▶ GOAL OF THE EXERCISE
Filter the records below down to lines containing "Longitude".

= = = = = = =

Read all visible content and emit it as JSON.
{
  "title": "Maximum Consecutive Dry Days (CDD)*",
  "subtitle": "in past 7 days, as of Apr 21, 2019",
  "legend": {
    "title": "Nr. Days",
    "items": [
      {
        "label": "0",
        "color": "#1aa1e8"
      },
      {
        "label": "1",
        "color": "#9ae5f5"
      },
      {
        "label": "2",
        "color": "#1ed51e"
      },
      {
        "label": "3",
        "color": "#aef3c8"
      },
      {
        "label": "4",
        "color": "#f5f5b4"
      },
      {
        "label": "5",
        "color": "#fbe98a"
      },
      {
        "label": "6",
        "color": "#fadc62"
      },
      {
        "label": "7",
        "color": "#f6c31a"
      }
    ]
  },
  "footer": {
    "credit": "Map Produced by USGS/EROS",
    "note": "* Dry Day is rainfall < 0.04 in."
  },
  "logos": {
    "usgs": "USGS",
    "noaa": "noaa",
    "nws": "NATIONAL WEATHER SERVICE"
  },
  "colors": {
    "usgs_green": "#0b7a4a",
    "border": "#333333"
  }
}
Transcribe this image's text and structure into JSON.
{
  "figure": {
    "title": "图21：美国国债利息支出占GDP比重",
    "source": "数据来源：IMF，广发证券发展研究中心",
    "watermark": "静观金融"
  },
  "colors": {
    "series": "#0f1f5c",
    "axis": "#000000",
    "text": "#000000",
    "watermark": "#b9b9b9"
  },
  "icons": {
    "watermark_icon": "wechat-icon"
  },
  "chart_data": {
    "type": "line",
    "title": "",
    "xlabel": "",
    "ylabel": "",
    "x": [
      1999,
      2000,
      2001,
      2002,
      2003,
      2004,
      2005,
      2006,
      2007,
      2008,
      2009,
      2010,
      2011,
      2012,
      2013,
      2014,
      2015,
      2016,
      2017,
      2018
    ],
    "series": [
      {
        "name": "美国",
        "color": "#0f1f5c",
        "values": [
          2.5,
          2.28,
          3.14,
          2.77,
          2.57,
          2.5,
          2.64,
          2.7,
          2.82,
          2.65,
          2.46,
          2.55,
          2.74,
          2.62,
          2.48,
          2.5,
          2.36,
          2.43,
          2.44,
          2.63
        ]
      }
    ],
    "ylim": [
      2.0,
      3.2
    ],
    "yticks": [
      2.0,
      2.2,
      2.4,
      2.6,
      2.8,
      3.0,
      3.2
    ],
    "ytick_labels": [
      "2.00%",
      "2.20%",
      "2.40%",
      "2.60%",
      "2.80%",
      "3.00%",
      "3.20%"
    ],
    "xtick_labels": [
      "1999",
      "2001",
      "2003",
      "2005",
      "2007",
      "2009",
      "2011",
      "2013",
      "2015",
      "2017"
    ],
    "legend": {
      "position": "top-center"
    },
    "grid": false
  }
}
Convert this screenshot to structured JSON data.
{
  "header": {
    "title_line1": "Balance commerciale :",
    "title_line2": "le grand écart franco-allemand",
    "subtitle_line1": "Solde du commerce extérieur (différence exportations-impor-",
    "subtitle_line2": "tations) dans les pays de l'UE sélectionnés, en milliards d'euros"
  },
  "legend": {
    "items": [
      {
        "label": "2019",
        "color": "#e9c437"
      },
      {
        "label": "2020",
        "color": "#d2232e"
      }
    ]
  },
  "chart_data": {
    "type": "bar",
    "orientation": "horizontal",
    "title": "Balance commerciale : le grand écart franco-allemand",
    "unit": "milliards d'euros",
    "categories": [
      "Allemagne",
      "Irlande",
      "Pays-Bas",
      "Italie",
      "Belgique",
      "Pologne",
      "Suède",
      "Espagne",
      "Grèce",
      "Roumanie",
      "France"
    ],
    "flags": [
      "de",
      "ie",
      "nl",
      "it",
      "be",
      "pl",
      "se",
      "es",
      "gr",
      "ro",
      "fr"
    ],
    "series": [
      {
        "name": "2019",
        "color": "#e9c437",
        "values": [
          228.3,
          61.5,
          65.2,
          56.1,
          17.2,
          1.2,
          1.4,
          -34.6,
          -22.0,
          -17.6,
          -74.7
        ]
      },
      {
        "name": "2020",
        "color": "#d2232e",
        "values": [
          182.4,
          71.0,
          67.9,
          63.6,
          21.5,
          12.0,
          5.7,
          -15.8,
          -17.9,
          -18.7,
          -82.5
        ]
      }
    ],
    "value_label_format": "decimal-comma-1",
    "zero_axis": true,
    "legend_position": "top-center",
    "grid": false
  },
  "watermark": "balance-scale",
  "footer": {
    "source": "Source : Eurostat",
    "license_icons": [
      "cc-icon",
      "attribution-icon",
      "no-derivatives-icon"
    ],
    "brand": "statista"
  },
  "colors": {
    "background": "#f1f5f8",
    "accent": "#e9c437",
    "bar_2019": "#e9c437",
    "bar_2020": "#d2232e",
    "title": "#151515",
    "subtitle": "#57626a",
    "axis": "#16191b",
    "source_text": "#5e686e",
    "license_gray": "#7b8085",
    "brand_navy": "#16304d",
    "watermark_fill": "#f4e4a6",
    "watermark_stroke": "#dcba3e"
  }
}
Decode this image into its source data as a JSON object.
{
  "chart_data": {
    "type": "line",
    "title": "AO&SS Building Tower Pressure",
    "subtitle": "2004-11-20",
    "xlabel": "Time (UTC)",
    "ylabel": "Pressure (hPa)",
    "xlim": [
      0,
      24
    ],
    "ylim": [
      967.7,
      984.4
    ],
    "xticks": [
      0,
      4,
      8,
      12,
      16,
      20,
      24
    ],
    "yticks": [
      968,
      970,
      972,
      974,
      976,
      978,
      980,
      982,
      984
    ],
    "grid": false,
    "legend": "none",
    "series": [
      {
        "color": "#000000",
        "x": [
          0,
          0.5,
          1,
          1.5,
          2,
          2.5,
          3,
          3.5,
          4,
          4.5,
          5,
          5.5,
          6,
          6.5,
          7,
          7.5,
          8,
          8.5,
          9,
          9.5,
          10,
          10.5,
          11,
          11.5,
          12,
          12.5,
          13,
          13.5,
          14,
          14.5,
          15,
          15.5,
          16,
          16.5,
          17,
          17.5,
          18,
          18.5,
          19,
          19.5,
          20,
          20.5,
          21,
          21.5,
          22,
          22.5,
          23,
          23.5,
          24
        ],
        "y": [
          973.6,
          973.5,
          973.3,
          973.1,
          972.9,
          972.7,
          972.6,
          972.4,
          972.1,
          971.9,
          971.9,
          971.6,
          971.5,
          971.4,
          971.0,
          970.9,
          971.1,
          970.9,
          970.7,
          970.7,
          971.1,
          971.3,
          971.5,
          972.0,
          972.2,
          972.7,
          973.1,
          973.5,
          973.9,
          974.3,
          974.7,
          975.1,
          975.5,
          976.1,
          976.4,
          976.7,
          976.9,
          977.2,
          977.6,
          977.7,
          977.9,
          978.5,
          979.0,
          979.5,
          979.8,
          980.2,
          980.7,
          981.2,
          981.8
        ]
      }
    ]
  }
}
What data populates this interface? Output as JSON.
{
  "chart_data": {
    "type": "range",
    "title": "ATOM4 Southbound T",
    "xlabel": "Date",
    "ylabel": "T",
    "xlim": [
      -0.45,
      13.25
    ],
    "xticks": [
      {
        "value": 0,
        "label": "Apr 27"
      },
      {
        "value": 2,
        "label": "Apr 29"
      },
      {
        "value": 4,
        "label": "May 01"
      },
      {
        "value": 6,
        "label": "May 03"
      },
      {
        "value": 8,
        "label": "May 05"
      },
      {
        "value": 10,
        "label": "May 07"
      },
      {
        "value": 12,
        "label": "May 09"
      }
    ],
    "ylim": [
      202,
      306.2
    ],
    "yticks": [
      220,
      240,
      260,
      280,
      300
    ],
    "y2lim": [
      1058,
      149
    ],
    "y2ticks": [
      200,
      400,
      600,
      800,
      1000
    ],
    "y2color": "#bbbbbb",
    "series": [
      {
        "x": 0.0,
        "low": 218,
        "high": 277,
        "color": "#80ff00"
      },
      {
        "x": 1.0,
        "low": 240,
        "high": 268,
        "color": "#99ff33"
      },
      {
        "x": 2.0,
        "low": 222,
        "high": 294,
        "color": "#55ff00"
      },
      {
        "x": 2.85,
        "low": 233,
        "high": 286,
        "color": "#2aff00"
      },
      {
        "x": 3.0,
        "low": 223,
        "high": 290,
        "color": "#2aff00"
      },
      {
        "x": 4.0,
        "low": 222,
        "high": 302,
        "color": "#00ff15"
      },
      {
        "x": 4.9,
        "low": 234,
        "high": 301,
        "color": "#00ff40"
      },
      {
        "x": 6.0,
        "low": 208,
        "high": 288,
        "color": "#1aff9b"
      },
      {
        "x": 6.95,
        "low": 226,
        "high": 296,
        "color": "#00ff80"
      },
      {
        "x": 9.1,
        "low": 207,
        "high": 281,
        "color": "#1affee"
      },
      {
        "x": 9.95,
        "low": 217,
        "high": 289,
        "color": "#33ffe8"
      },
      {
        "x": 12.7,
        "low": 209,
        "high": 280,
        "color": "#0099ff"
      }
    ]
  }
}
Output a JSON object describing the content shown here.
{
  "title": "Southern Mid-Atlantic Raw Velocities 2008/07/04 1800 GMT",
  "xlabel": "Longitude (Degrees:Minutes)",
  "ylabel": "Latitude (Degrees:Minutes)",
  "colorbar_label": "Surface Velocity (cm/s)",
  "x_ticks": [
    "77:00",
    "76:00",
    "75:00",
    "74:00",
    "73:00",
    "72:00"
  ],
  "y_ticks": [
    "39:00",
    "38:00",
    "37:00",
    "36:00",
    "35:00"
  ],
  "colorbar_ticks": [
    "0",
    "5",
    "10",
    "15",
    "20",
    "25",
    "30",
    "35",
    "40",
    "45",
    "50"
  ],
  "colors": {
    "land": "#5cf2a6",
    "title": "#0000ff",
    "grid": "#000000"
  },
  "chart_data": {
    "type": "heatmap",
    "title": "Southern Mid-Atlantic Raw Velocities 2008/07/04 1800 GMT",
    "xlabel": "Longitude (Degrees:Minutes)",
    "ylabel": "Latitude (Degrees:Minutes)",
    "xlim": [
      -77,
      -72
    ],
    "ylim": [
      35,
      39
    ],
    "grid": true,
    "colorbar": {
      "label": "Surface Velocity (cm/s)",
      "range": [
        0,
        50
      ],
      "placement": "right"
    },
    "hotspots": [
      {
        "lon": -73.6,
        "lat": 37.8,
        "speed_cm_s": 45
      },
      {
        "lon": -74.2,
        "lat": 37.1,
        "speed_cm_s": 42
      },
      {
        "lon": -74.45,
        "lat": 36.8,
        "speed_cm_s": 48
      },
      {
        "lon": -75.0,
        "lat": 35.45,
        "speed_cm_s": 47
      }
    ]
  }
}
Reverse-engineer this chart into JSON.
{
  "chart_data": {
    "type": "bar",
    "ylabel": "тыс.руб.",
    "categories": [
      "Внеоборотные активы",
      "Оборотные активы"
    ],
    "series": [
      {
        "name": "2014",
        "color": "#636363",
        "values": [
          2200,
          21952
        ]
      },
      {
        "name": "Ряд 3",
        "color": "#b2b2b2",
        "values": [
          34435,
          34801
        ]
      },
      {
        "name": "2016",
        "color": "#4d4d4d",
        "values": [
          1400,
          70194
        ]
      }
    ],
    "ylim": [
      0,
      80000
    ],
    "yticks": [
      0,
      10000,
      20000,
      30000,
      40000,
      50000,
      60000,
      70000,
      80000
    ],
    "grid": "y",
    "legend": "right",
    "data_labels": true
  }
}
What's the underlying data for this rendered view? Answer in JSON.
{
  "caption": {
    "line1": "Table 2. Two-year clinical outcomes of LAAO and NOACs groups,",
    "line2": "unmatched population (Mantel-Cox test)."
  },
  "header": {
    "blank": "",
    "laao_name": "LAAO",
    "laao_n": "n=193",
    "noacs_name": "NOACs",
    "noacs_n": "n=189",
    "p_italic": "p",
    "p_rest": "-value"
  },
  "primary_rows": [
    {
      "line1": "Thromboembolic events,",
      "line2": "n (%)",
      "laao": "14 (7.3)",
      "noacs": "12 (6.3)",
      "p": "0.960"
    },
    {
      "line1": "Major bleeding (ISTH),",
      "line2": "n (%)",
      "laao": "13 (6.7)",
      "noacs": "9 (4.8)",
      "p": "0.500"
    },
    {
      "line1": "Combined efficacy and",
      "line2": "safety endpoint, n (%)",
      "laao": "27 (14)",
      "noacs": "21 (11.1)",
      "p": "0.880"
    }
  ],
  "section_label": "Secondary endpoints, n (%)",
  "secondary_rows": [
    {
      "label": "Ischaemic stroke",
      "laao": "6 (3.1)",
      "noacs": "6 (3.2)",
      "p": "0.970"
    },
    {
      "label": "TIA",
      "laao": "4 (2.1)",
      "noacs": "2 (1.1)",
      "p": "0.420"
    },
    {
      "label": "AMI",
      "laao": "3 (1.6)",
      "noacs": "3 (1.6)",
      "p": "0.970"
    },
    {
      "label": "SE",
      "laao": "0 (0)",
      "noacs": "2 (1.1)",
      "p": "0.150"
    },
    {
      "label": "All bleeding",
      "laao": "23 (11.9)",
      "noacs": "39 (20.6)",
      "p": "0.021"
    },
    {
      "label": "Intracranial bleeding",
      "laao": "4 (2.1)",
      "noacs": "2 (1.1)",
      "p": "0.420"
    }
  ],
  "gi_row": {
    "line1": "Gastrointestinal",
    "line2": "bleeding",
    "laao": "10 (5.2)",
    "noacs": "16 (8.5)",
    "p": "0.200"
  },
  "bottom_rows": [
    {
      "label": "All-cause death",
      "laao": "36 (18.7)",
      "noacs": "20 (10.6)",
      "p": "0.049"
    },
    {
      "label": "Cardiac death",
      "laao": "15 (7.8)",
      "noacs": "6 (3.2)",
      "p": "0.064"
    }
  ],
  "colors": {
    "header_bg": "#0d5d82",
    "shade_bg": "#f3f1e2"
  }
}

= = = = = = =

▶ OUTPUT OF THE EXERCISE
  "xlabel": "Longitude (Degrees:Minutes)",
    "xlabel": "Longitude (Degrees:Minutes)",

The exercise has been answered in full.